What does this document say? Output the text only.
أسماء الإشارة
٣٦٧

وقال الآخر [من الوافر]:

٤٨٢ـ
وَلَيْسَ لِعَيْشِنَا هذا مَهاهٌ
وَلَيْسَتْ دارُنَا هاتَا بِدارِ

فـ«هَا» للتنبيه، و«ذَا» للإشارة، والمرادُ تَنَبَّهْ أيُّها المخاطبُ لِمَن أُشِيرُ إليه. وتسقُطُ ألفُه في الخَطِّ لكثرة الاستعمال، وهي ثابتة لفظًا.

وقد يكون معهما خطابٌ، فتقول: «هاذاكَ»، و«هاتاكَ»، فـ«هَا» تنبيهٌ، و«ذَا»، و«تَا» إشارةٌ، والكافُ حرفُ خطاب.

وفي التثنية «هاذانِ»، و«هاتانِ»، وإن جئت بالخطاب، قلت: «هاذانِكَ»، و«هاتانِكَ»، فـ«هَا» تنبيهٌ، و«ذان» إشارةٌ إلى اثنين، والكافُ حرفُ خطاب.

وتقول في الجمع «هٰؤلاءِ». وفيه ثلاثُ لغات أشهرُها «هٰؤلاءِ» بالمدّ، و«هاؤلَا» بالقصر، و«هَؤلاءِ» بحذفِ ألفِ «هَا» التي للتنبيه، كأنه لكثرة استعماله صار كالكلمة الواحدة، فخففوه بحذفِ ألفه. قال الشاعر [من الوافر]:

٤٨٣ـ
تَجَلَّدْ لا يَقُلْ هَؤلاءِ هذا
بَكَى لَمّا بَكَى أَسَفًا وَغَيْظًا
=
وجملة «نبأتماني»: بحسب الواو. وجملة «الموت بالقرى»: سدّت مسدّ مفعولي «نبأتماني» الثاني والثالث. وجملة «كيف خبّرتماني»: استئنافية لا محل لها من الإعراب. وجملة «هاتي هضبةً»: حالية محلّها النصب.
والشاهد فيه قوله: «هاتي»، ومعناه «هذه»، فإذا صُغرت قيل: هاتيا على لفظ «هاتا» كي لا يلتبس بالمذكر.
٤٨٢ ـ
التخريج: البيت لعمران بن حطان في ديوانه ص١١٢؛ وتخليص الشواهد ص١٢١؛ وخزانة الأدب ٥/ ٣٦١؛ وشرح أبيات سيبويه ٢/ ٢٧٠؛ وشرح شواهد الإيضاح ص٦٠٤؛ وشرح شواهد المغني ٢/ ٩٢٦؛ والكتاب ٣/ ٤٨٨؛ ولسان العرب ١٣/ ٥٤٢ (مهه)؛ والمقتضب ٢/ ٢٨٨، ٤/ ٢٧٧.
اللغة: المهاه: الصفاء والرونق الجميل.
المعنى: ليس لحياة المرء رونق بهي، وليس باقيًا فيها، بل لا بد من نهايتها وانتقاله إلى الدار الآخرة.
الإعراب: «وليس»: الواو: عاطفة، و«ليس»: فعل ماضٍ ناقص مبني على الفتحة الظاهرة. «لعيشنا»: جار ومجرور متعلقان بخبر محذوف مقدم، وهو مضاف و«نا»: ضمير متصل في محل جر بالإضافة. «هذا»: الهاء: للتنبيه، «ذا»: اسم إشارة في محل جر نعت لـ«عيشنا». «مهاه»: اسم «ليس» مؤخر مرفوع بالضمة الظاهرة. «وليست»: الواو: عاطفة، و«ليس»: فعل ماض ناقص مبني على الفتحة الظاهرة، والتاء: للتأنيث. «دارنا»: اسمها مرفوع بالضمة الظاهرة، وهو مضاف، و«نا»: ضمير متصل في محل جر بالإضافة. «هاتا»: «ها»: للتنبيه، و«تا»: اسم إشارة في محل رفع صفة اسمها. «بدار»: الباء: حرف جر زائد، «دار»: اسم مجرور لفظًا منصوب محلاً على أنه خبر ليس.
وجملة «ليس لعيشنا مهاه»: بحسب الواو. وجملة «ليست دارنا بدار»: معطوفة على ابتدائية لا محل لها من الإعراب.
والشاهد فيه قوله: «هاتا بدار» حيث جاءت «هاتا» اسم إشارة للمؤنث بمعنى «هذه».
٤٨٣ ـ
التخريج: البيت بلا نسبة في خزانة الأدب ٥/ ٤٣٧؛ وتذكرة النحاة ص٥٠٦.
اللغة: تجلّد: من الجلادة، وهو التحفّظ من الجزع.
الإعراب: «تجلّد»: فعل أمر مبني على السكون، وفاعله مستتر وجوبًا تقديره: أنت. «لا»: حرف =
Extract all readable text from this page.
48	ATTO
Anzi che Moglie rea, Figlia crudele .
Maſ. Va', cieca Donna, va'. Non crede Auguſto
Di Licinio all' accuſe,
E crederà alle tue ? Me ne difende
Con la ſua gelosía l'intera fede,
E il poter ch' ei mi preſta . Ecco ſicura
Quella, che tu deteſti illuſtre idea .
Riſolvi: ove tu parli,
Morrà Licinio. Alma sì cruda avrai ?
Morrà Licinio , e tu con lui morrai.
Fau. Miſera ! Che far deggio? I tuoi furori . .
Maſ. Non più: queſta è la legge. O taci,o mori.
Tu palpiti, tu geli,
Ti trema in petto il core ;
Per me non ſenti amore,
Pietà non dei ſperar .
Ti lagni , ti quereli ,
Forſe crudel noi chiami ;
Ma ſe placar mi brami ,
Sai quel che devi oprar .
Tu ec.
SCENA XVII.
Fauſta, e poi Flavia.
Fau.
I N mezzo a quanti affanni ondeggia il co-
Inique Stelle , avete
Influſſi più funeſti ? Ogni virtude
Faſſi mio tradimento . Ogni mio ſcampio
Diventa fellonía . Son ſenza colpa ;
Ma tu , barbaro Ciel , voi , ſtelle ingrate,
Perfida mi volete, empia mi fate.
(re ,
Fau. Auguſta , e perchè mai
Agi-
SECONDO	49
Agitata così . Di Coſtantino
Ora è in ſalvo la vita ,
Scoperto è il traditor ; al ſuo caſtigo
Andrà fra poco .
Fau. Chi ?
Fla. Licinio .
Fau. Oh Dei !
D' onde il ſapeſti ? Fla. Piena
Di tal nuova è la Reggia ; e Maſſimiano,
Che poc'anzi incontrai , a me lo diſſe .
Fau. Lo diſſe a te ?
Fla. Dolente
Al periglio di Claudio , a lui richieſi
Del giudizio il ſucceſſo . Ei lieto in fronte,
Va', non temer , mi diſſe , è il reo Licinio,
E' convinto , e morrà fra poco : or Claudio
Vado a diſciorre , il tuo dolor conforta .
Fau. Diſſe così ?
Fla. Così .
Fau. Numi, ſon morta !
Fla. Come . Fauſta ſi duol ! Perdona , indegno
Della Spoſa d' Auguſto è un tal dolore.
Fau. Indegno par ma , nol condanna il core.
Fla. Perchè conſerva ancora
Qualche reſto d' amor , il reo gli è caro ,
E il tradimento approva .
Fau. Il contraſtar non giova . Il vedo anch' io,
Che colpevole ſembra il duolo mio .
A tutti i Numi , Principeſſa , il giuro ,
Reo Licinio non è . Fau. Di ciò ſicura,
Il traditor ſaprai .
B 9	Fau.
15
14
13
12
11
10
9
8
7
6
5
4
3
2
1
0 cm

# # # # #

WHAT IS EXPECTED
Print the complete listing again, exactly as it stands.

WRITTEN REPLY
What does this document say? Output the text only.
أسماء الإشارة
٣٦٧

وقال الآخر [من الوافر]:

٤٨٢ـ
وَلَيْسَ لِعَيْشِنَا هذا مَهاهٌ
وَلَيْسَتْ دارُنَا هاتَا بِدارِ

فـ«هَا» للتنبيه، و«ذَا» للإشارة، والمرادُ تَنَبَّهْ أيُّها المخاطبُ لِمَن أُشِيرُ إليه. وتسقُطُ ألفُه في الخَطِّ لكثرة الاستعمال، وهي ثابتة لفظًا.

وقد يكون معهما خطابٌ، فتقول: «هاذاكَ»، و«هاتاكَ»، فـ«هَا» تنبيهٌ، و«ذَا»، و«تَا» إشارةٌ، والكافُ حرفُ خطاب.

وفي التثنية «هاذانِ»، و«هاتانِ»، وإن جئت بالخطاب، قلت: «هاذانِكَ»، و«هاتانِكَ»، فـ«هَا» تنبيهٌ، و«ذان» إشارةٌ إلى اثنين، والكافُ حرفُ خطاب.

وتقول في الجمع «هٰؤلاءِ». وفيه ثلاثُ لغات أشهرُها «هٰؤلاءِ» بالمدّ، و«هاؤلَا» بالقصر، و«هَؤلاءِ» بحذفِ ألفِ «هَا» التي للتنبيه، كأنه لكثرة استعماله صار كالكلمة الواحدة، فخففوه بحذفِ ألفه. قال الشاعر [من الوافر]:

٤٨٣ـ
تَجَلَّدْ لا يَقُلْ هَؤلاءِ هذا
بَكَى لَمّا بَكَى أَسَفًا وَغَيْظًا
=
وجملة «نبأتماني»: بحسب الواو. وجملة «الموت بالقرى»: سدّت مسدّ مفعولي «نبأتماني» الثاني والثالث. وجملة «كيف خبّرتماني»: استئنافية لا محل لها من الإعراب. وجملة «هاتي هضبةً»: حالية محلّها النصب.
والشاهد فيه قوله: «هاتي»، ومعناه «هذه»، فإذا صُغرت قيل: هاتيا على لفظ «هاتا» كي لا يلتبس بالمذكر.
٤٨٢ ـ
التخريج: البيت لعمران بن حطان في ديوانه ص١١٢؛ وتخليص الشواهد ص١٢١؛ وخزانة الأدب ٥/ ٣٦١؛ وشرح أبيات سيبويه ٢/ ٢٧٠؛ وشرح شواهد الإيضاح ص٦٠٤؛ وشرح شواهد المغني ٢/ ٩٢٦؛ والكتاب ٣/ ٤٨٨؛ ولسان العرب ١٣/ ٥٤٢ (مهه)؛ والمقتضب ٢/ ٢٨٨، ٤/ ٢٧٧.
اللغة: المهاه: الصفاء والرونق الجميل.
المعنى: ليس لحياة المرء رونق بهي، وليس باقيًا فيها، بل لا بد من نهايتها وانتقاله إلى الدار الآخرة.
الإعراب: «وليس»: الواو: عاطفة، و«ليس»: فعل ماضٍ ناقص مبني على الفتحة الظاهرة. «لعيشنا»: جار ومجرور متعلقان بخبر محذوف مقدم، وهو مضاف و«نا»: ضمير متصل في محل جر بالإضافة. «هذا»: الهاء: للتنبيه، «ذا»: اسم إشارة في محل جر نعت لـ«عيشنا». «مهاه»: اسم «ليس» مؤخر مرفوع بالضمة الظاهرة. «وليست»: الواو: عاطفة، و«ليس»: فعل ماض ناقص مبني على الفتحة الظاهرة، والتاء: للتأنيث. «دارنا»: اسمها مرفوع بالضمة الظاهرة، وهو مضاف، و«نا»: ضمير متصل في محل جر بالإضافة. «هاتا»: «ها»: للتنبيه، و«تا»: اسم إشارة في محل رفع صفة اسمها. «بدار»: الباء: حرف جر زائد، «دار»: اسم مجرور لفظًا منصوب محلاً على أنه خبر ليس.
وجملة «ليس لعيشنا مهاه»: بحسب الواو. وجملة «ليست دارنا بدار»: معطوفة على ابتدائية لا محل لها من الإعراب.
والشاهد فيه قوله: «هاتا بدار» حيث جاءت «هاتا» اسم إشارة للمؤنث بمعنى «هذه».
٤٨٣ ـ
التخريج: البيت بلا نسبة في خزانة الأدب ٥/ ٤٣٧؛ وتذكرة النحاة ص٥٠٦.
اللغة: تجلّد: من الجلادة، وهو التحفّظ من الجزع.
الإعراب: «تجلّد»: فعل أمر مبني على السكون، وفاعله مستتر وجوبًا تقديره: أنت. «لا»: حرف =
Extract all readable text from this page.
48	ATTO
Anzi che Moglie rea, Figlia crudele .
Maſ. Va', cieca Donna, va'. Non crede Auguſto
Di Licinio all' accuſe,
E crederà alle tue ? Me ne difende
Con la ſua gelosía l'intera fede,
E il poter ch' ei mi preſta . Ecco ſicura
Quella, che tu deteſti illuſtre idea .
Riſolvi: ove tu parli,
Morrà Licinio. Alma sì cruda avrai ?
Morrà Licinio , e tu con lui morrai.
Fau. Miſera ! Che far deggio? I tuoi furori . .
Maſ. Non più: queſta è la legge. O taci,o mori.
Tu palpiti, tu geli,
Ti trema in petto il core ;
Per me non ſenti amore,
Pietà non dei ſperar .
Ti lagni , ti quereli ,
Forſe crudel noi chiami ;
Ma ſe placar mi brami ,
Sai quel che devi oprar .
Tu ec.
SCENA XVII.
Fauſta, e poi Flavia.
Fau.
I N mezzo a quanti affanni ondeggia il co-
Inique Stelle , avete
Influſſi più funeſti ? Ogni virtude
Faſſi mio tradimento . Ogni mio ſcampio
Diventa fellonía . Son ſenza colpa ;
Ma tu , barbaro Ciel , voi , ſtelle ingrate,
Perfida mi volete, empia mi fate.
(re ,
Fau. Auguſta , e perchè mai
Agi-
SECONDO	49
Agitata così . Di Coſtantino
Ora è in ſalvo la vita ,
Scoperto è il traditor ; al ſuo caſtigo
Andrà fra poco .
Fau. Chi ?
Fla. Licinio .
Fau. Oh Dei !
D' onde il ſapeſti ? Fla. Piena
Di tal nuova è la Reggia ; e Maſſimiano,
Che poc'anzi incontrai , a me lo diſſe .
Fau. Lo diſſe a te ?
Fla. Dolente
Al periglio di Claudio , a lui richieſi
Del giudizio il ſucceſſo . Ei lieto in fronte,
Va', non temer , mi diſſe , è il reo Licinio,
E' convinto , e morrà fra poco : or Claudio
Vado a diſciorre , il tuo dolor conforta .
Fau. Diſſe così ?
Fla. Così .
Fau. Numi, ſon morta !
Fla. Come . Fauſta ſi duol ! Perdona , indegno
Della Spoſa d' Auguſto è un tal dolore.
Fau. Indegno par ma , nol condanna il core.
Fla. Perchè conſerva ancora
Qualche reſto d' amor , il reo gli è caro ,
E il tradimento approva .
Fau. Il contraſtar non giova . Il vedo anch' io,
Che colpevole ſembra il duolo mio .
A tutti i Numi , Principeſſa , il giuro ,
Reo Licinio non è . Fau. Di ciò ſicura,
Il traditor ſaprai .
B 9	Fau.
15
14
13
12
11
10
9
8
7
6
5
4
3
2
1
0 cm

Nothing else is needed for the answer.